▶

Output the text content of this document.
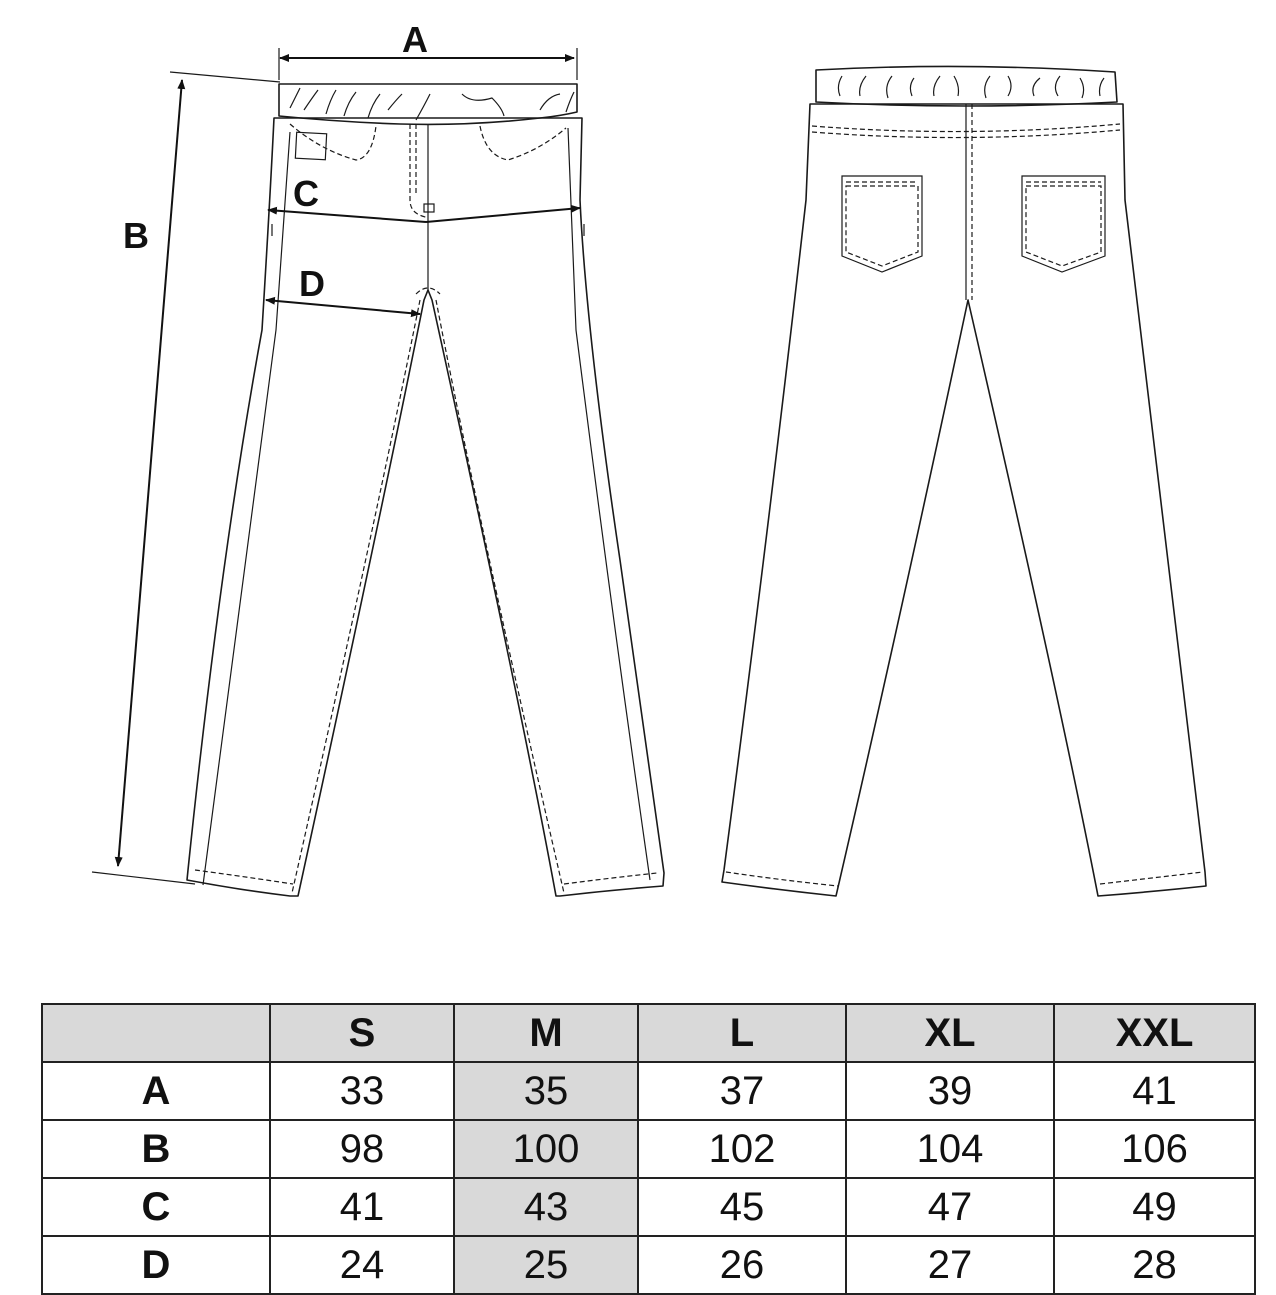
A
B
C
D
	S	M	L	XL	XXL
A	33	35	37	39	41
B	98	100	102	104	106
C	41	43	45	47	49
D	24	25	26	27	28
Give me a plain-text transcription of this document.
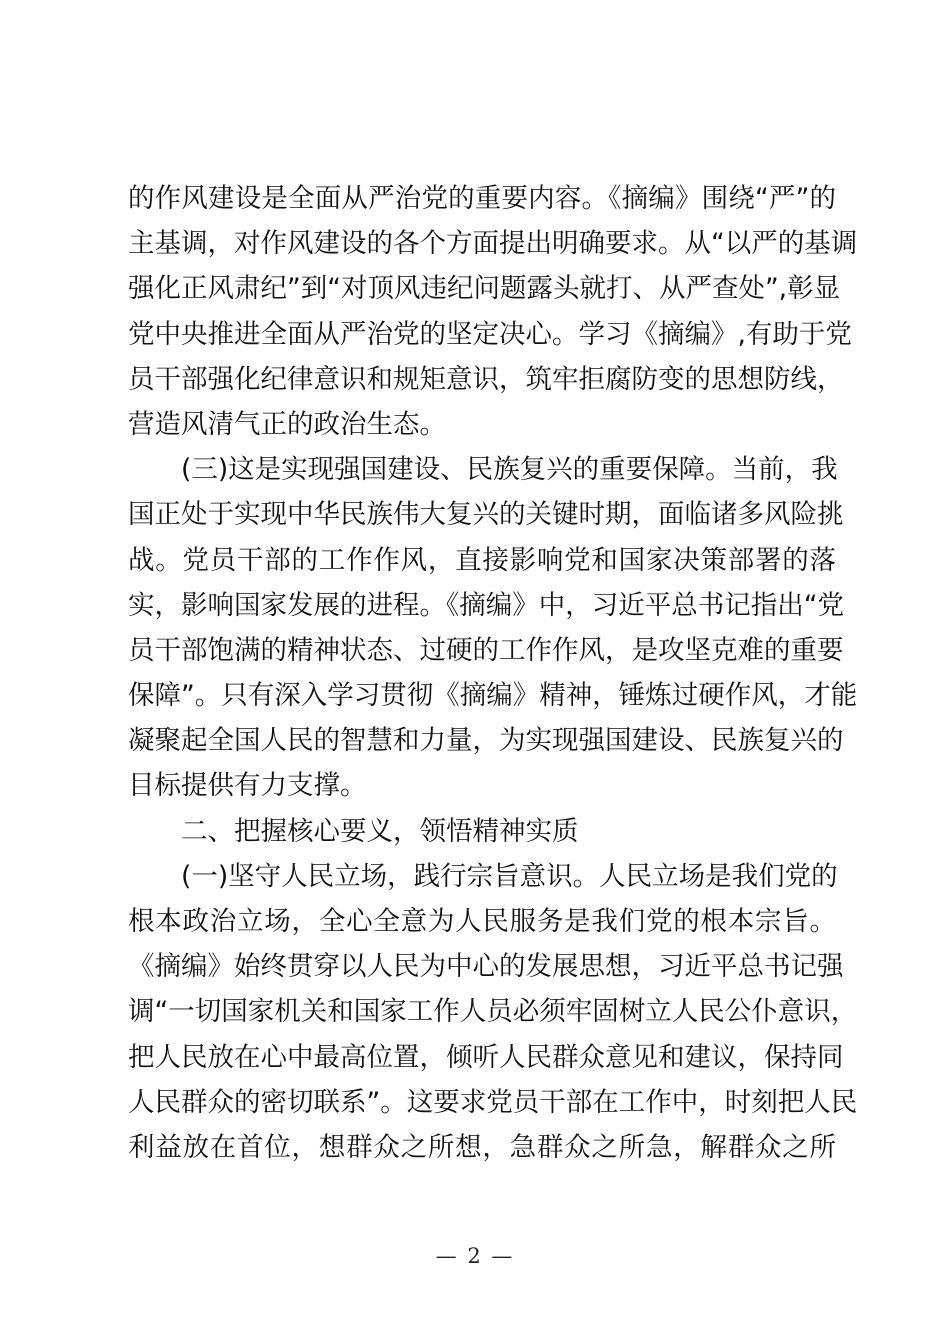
的作风建设是全面从严治党的重要内容。《摘编》围绕“严”的
主基调，对作风建设的各个方面提出明确要求。从“以严的基调
强化正风肃纪”到“对顶风违纪问题露头就打、从严查处”,彰显
党中央推进全面从严治党的坚定决心。学习《摘编》,有助于党
员干部强化纪律意识和规矩意识，筑牢拒腐防变的思想防线，
营造风清气正的政治生态。
(三)这是实现强国建设、民族复兴的重要保障。当前，我
国正处于实现中华民族伟大复兴的关键时期，面临诸多风险挑
战。党员干部的工作作风，直接影响党和国家决策部署的落
实，影响国家发展的进程。《摘编》中，习近平总书记指出“党
员干部饱满的精神状态、过硬的工作作风，是攻坚克难的重要
保障”。只有深入学习贯彻《摘编》精神，锤炼过硬作风，才能
凝聚起全国人民的智慧和力量，为实现强国建设、民族复兴的
目标提供有力支撑。
二、把握核心要义，领悟精神实质
(一)坚守人民立场，践行宗旨意识。人民立场是我们党的
根本政治立场，全心全意为人民服务是我们党的根本宗旨。
《摘编》始终贯穿以人民为中心的发展思想，习近平总书记强
调“一切国家机关和国家工作人员必须牢固树立人民公仆意识，
把人民放在心中最高位置，倾听人民群众意见和建议，保持同
人民群众的密切联系”。这要求党员干部在工作中，时刻把人民
利益放在首位，想群众之所想，急群众之所急，解群众之所
— 2 —
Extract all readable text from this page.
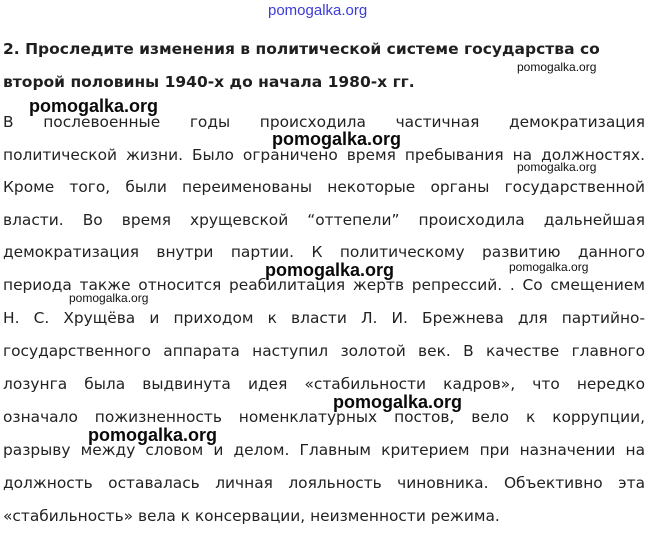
pomogalka.org
2. Проследите изменения в политической системе государства со
второй половины 1940-х до начала 1980-х гг.
В послевоенные годы происходила частичная демократизация
политической жизни. Было ограничено время пребывания на должностях.
Кроме того, были переименованы некоторые органы государственной
власти. Во время хрущевской “оттепели” происходила дальнейшая
демократизация внутри партии. К политическому развитию данного
периода также относится реабилитация жертв репрессий. . Со смещением
Н. С. Хрущёва и приходом к власти Л. И. Брежнева для партийно-
государственного аппарата наступил золотой век. В качестве главного
лозунга была выдвинута идея «стабильности кадров», что нередко
означало пожизненность номенклатурных постов, вело к коррупции,
разрыву между словом и делом. Главным критерием при назначении на
должность оставалась личная лояльность чиновника. Объективно эта
«стабильность» вела к консервации, неизменности режима.
pomogalka.org
pomogalka.org
pomogalka.org
pomogalka.org
pomogalka.org	pomogalka.org
pomogalka.org
pomogalka.org
pomogalka.org
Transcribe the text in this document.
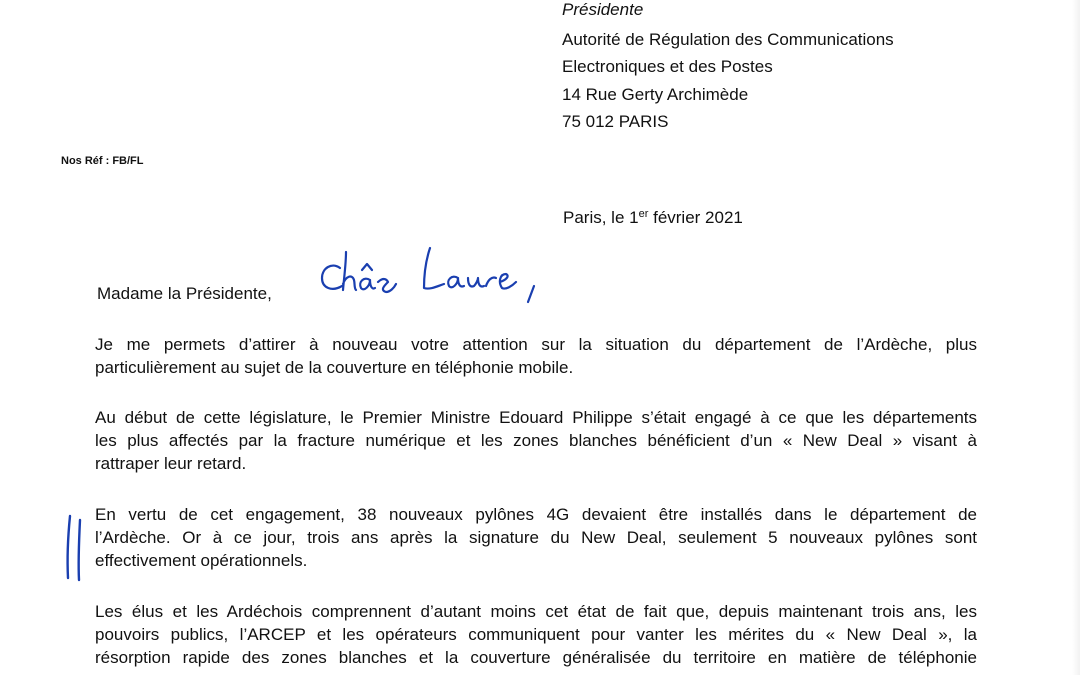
Présidente
Autorité de Régulation des Communications
Electroniques et des Postes
14 Rue Gerty Archimède
75 012 PARIS
Nos Réf : FB/FL
Paris, le 1er février 2021
Madame la Présidente,
Je me permets d’attirer à nouveau votre attention sur la situation du département de l’Ardèche, plus
particulièrement au sujet de la couverture en téléphonie mobile.
Au début de cette législature, le Premier Ministre Edouard Philippe s’était engagé à ce que les départements
les plus affectés par la fracture numérique et les zones blanches bénéficient d’un « New Deal » visant à
rattraper leur retard.
En vertu de cet engagement, 38 nouveaux pylônes 4G devaient être installés dans le département de
l’Ardèche. Or à ce jour, trois ans après la signature du New Deal, seulement 5 nouveaux pylônes sont
effectivement opérationnels.
Les élus et les Ardéchois comprennent d’autant moins cet état de fait que, depuis maintenant trois ans, les
pouvoirs publics, l’ARCEP et les opérateurs communiquent pour vanter les mérites du « New Deal », la
résorption rapide des zones blanches et la couverture généralisée du territoire en matière de téléphonie
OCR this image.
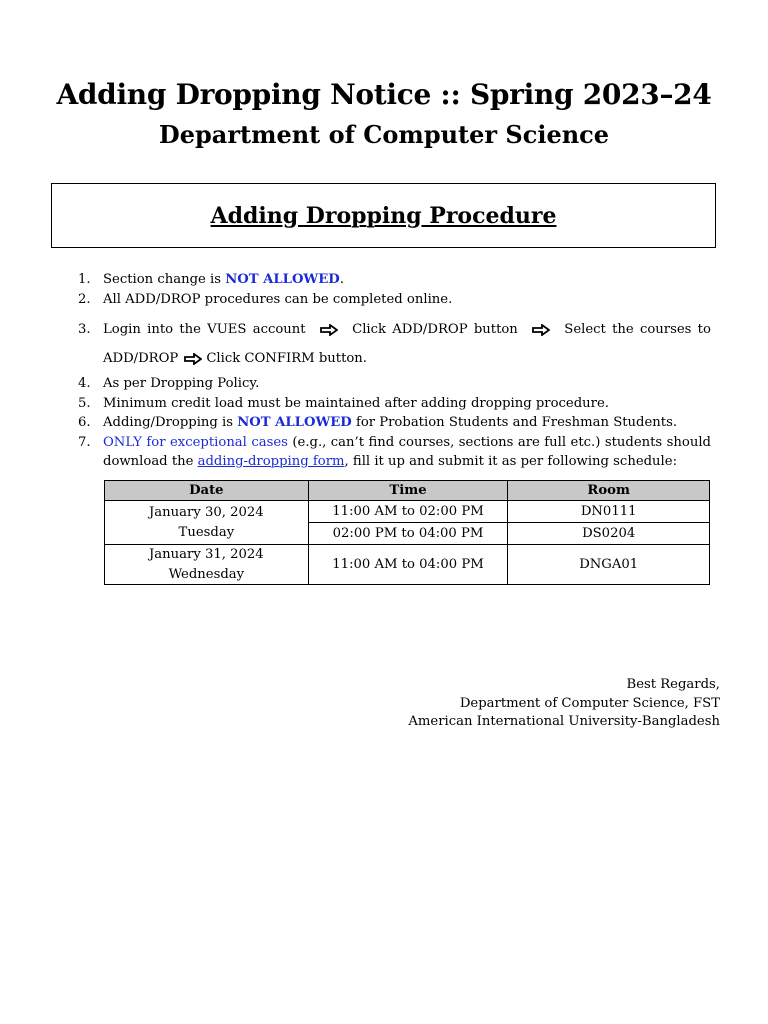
Adding Dropping Notice :: Spring 2023–24
Department of Computer Science
Adding Dropping Procedure
1. Section change is NOT ALLOWED.
2. All ADD/DROP procedures can be completed online.
3. Login into the VUES account	Click ADD/DROP button	Select the courses to
ADD/DROP Click CONFIRM button.
4. As per Dropping Policy.
5. Minimum credit load must be maintained after adding dropping procedure.
6. Adding/Dropping is NOT ALLOWED for Probation Students and Freshman Students.
7. ONLY for exceptional cases (e.g., can’t find courses, sections are full etc.) students should download the adding-dropping form, fill it up and submit it as per following schedule:
Date	Time	Room

January 30, 2024
Tuesday	11:00 AM to 02:00 PM	DN0111
	02:00 PM to 04:00 PM	DS0204

January 31, 2024
Wednesday	11:00 AM to 04:00 PM	DNGA01
Best Regards,
Department of Computer Science, FST
American International University-Bangladesh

◀

The problem: Every entry must be reproduced exactly, with the images left out.

Reply:
Output the text content of this document.
A
B
C
D
	S	M	L	XL	XXL
A	33	35	37	39	41
B	98	100	102	104	106
C	41	43	45	47	49
D	24	25	26	27	28
Give me a plain-text transcription of this document.
的作风建设是全面从严治党的重要内容。《摘编》围绕“严”的
主基调，对作风建设的各个方面提出明确要求。从“以严的基调
强化正风肃纪”到“对顶风违纪问题露头就打、从严查处”,彰显
党中央推进全面从严治党的坚定决心。学习《摘编》,有助于党
员干部强化纪律意识和规矩意识，筑牢拒腐防变的思想防线，
营造风清气正的政治生态。
(三)这是实现强国建设、民族复兴的重要保障。当前，我
国正处于实现中华民族伟大复兴的关键时期，面临诸多风险挑
战。党员干部的工作作风，直接影响党和国家决策部署的落
实，影响国家发展的进程。《摘编》中，习近平总书记指出“党
员干部饱满的精神状态、过硬的工作作风，是攻坚克难的重要
保障”。只有深入学习贯彻《摘编》精神，锤炼过硬作风，才能
凝聚起全国人民的智慧和力量，为实现强国建设、民族复兴的
目标提供有力支撑。
二、把握核心要义，领悟精神实质
(一)坚守人民立场，践行宗旨意识。人民立场是我们党的
根本政治立场，全心全意为人民服务是我们党的根本宗旨。
《摘编》始终贯穿以人民为中心的发展思想，习近平总书记强
调“一切国家机关和国家工作人员必须牢固树立人民公仆意识，
把人民放在心中最高位置，倾听人民群众意见和建议，保持同
人民群众的密切联系”。这要求党员干部在工作中，时刻把人民
利益放在首位，想群众之所想，急群众之所急，解群众之所
— 2 —
Extract all readable text from this page.
pomogalka.org
2. Проследите изменения в политической системе государства со
второй половины 1940-х до начала 1980-х гг.
В послевоенные годы происходила частичная демократизация
политической жизни. Было ограничено время пребывания на должностях.
Кроме того, были переименованы некоторые органы государственной
власти. Во время хрущевской “оттепели” происходила дальнейшая
демократизация внутри партии. К политическому развитию данного
периода также относится реабилитация жертв репрессий. . Со смещением
Н. С. Хрущёва и приходом к власти Л. И. Брежнева для партийно-
государственного аппарата наступил золотой век. В качестве главного
лозунга была выдвинута идея «стабильности кадров», что нередко
означало пожизненность номенклатурных постов, вело к коррупции,
разрыву между словом и делом. Главным критерием при назначении на
должность оставалась личная лояльность чиновника. Объективно эта
«стабильность» вела к консервации, неизменности режима.
pomogalka.org
pomogalka.org
pomogalka.org
pomogalka.org
pomogalka.org	pomogalka.org
pomogalka.org
pomogalka.org
pomogalka.org
Transcribe the text in this document.
Présidente
Autorité de Régulation des Communications
Electroniques et des Postes
14 Rue Gerty Archimède
75 012 PARIS
Nos Réf : FB/FL
Paris, le 1er février 2021
Madame la Présidente,
Je me permets d’attirer à nouveau votre attention sur la situation du département de l’Ardèche, plus
particulièrement au sujet de la couverture en téléphonie mobile.
Au début de cette législature, le Premier Ministre Edouard Philippe s’était engagé à ce que les départements
les plus affectés par la fracture numérique et les zones blanches bénéficient d’un « New Deal » visant à
rattraper leur retard.
En vertu de cet engagement, 38 nouveaux pylônes 4G devaient être installés dans le département de
l’Ardèche. Or à ce jour, trois ans après la signature du New Deal, seulement 5 nouveaux pylônes sont
effectivement opérationnels.
Les élus et les Ardéchois comprennent d’autant moins cet état de fait que, depuis maintenant trois ans, les
pouvoirs publics, l’ARCEP et les opérateurs communiquent pour vanter les mérites du « New Deal », la
résorption rapide des zones blanches et la couverture généralisée du territoire en matière de téléphonie
OCR this image.
Adding Dropping Notice :: Spring 2023–24
Department of Computer Science
Adding Dropping Procedure
1. Section change is NOT ALLOWED.
2. All ADD/DROP procedures can be completed online.
3. Login into the VUES account	Click ADD/DROP button	Select the courses to
ADD/DROP Click CONFIRM button.
4. As per Dropping Policy.
5. Minimum credit load must be maintained after adding dropping procedure.
6. Adding/Dropping is NOT ALLOWED for Probation Students and Freshman Students.
7. ONLY for exceptional cases (e.g., can’t find courses, sections are full etc.) students should download the adding-dropping form, fill it up and submit it as per following schedule:
Date	Time	Room

January 30, 2024
Tuesday	11:00 AM to 02:00 PM	DN0111
	02:00 PM to 04:00 PM	DS0204

January 31, 2024
Wednesday	11:00 AM to 04:00 PM	DNGA01
Best Regards,
Department of Computer Science, FST
American International University-Bangladesh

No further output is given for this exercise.